### Problem to solve
Make an exact transcription of the material, leaving out all images.
===== Data excerpts =====
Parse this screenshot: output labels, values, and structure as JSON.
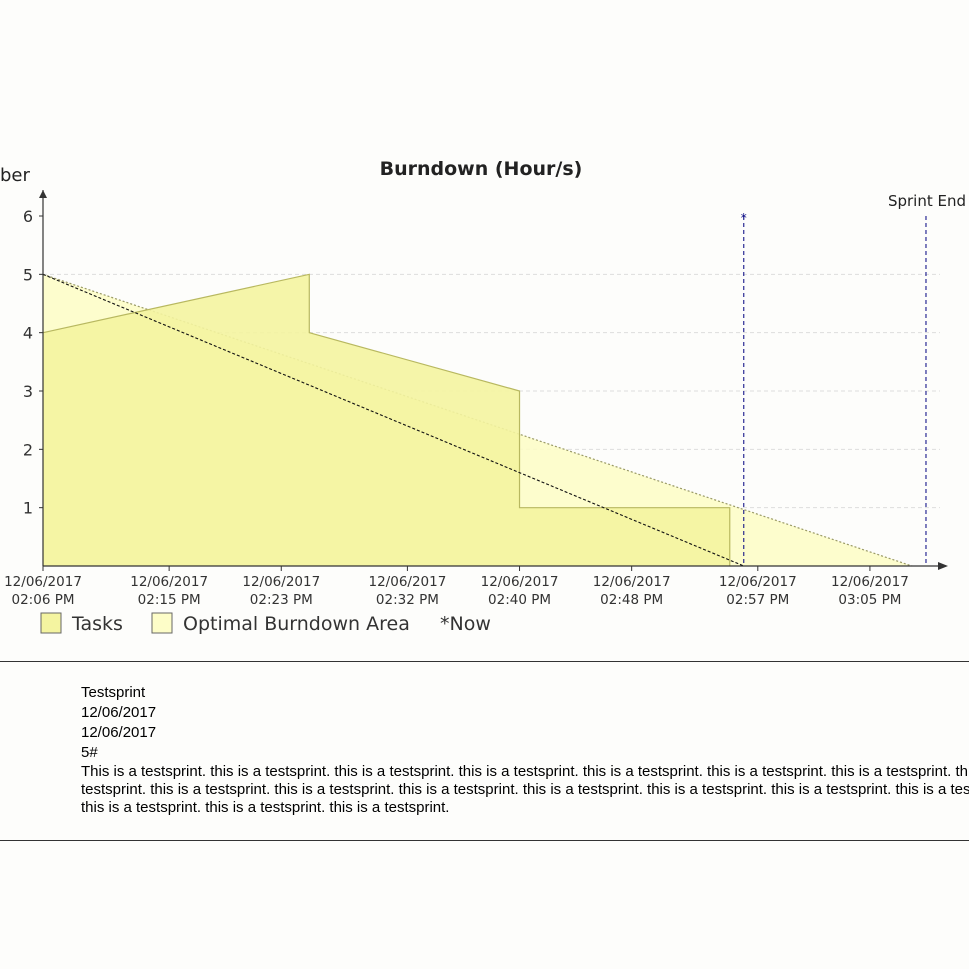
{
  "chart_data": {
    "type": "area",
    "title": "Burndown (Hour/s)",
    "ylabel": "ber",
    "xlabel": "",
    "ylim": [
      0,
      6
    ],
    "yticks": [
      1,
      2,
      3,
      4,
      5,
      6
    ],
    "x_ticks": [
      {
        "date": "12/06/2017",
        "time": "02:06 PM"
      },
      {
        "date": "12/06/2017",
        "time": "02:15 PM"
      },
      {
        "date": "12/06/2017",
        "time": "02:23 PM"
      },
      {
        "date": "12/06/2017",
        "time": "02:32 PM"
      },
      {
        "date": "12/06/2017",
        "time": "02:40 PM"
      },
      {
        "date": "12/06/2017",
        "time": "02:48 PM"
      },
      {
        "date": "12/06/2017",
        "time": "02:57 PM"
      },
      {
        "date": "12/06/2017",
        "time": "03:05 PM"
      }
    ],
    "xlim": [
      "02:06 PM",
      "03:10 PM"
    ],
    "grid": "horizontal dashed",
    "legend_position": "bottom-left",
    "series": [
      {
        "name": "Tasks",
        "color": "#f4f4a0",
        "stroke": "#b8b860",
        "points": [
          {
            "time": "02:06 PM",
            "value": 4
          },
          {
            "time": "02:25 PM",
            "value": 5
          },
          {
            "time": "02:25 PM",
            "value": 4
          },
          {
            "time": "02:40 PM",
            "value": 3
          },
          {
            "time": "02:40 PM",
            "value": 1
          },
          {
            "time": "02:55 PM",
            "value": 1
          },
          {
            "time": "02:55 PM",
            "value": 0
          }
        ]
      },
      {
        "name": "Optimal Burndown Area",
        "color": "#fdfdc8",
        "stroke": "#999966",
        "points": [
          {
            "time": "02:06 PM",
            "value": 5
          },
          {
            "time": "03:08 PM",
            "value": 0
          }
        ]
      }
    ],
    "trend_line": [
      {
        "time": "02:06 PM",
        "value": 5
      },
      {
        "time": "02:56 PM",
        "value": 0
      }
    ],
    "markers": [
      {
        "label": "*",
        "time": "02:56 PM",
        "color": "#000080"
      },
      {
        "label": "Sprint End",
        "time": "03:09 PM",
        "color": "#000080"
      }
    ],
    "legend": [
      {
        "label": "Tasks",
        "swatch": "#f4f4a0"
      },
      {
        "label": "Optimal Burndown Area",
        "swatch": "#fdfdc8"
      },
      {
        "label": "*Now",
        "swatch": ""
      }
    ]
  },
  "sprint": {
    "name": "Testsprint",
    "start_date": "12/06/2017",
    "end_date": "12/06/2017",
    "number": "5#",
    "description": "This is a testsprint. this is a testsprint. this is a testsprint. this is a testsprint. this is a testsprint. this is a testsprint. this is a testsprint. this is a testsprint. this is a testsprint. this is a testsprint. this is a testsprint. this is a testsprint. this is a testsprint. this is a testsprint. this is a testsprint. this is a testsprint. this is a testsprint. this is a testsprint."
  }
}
=====
### Response below
Parse this screenshot: output labels, values, and structure as JSON.
{
  "chart_data": {
    "type": "area",
    "title": "Burndown (Hour/s)",
    "ylabel": "ber",
    "xlabel": "",
    "ylim": [
      0,
      6
    ],
    "yticks": [
      1,
      2,
      3,
      4,
      5,
      6
    ],
    "x_ticks": [
      {
        "date": "12/06/2017",
        "time": "02:06 PM"
      },
      {
        "date": "12/06/2017",
        "time": "02:15 PM"
      },
      {
        "date": "12/06/2017",
        "time": "02:23 PM"
      },
      {
        "date": "12/06/2017",
        "time": "02:32 PM"
      },
      {
        "date": "12/06/2017",
        "time": "02:40 PM"
      },
      {
        "date": "12/06/2017",
        "time": "02:48 PM"
      },
      {
        "date": "12/06/2017",
        "time": "02:57 PM"
      },
      {
        "date": "12/06/2017",
        "time": "03:05 PM"
      }
    ],
    "xlim": [
      "02:06 PM",
      "03:10 PM"
    ],
    "grid": "horizontal dashed",
    "legend_position": "bottom-left",
    "series": [
      {
        "name": "Tasks",
        "color": "#f4f4a0",
        "stroke": "#b8b860",
        "points": [
          {
            "time": "02:06 PM",
            "value": 4
          },
          {
            "time": "02:25 PM",
            "value": 5
          },
          {
            "time": "02:25 PM",
            "value": 4
          },
          {
            "time": "02:40 PM",
            "value": 3
          },
          {
            "time": "02:40 PM",
            "value": 1
          },
          {
            "time": "02:55 PM",
            "value": 1
          },
          {
            "time": "02:55 PM",
            "value": 0
          }
        ]
      },
      {
        "name": "Optimal Burndown Area",
        "color": "#fdfdc8",
        "stroke": "#999966",
        "points": [
          {
            "time": "02:06 PM",
            "value": 5
          },
          {
            "time": "03:08 PM",
            "value": 0
          }
        ]
      }
    ],
    "trend_line": [
      {
        "time": "02:06 PM",
        "value": 5
      },
      {
        "time": "02:56 PM",
        "value": 0
      }
    ],
    "markers": [
      {
        "label": "*",
        "time": "02:56 PM",
        "color": "#000080"
      },
      {
        "label": "Sprint End",
        "time": "03:09 PM",
        "color": "#000080"
      }
    ],
    "legend": [
      {
        "label": "Tasks",
        "swatch": "#f4f4a0"
      },
      {
        "label": "Optimal Burndown Area",
        "swatch": "#fdfdc8"
      },
      {
        "label": "*Now",
        "swatch": ""
      }
    ]
  },
  "sprint": {
    "name": "Testsprint",
    "start_date": "12/06/2017",
    "end_date": "12/06/2017",
    "number": "5#",
    "description": "This is a testsprint. this is a testsprint. this is a testsprint. this is a testsprint. this is a testsprint. this is a testsprint. this is a testsprint. this is a testsprint. this is a testsprint. this is a testsprint. this is a testsprint. this is a testsprint. this is a testsprint. this is a testsprint. this is a testsprint. this is a testsprint. this is a testsprint. this is a testsprint."
  }
}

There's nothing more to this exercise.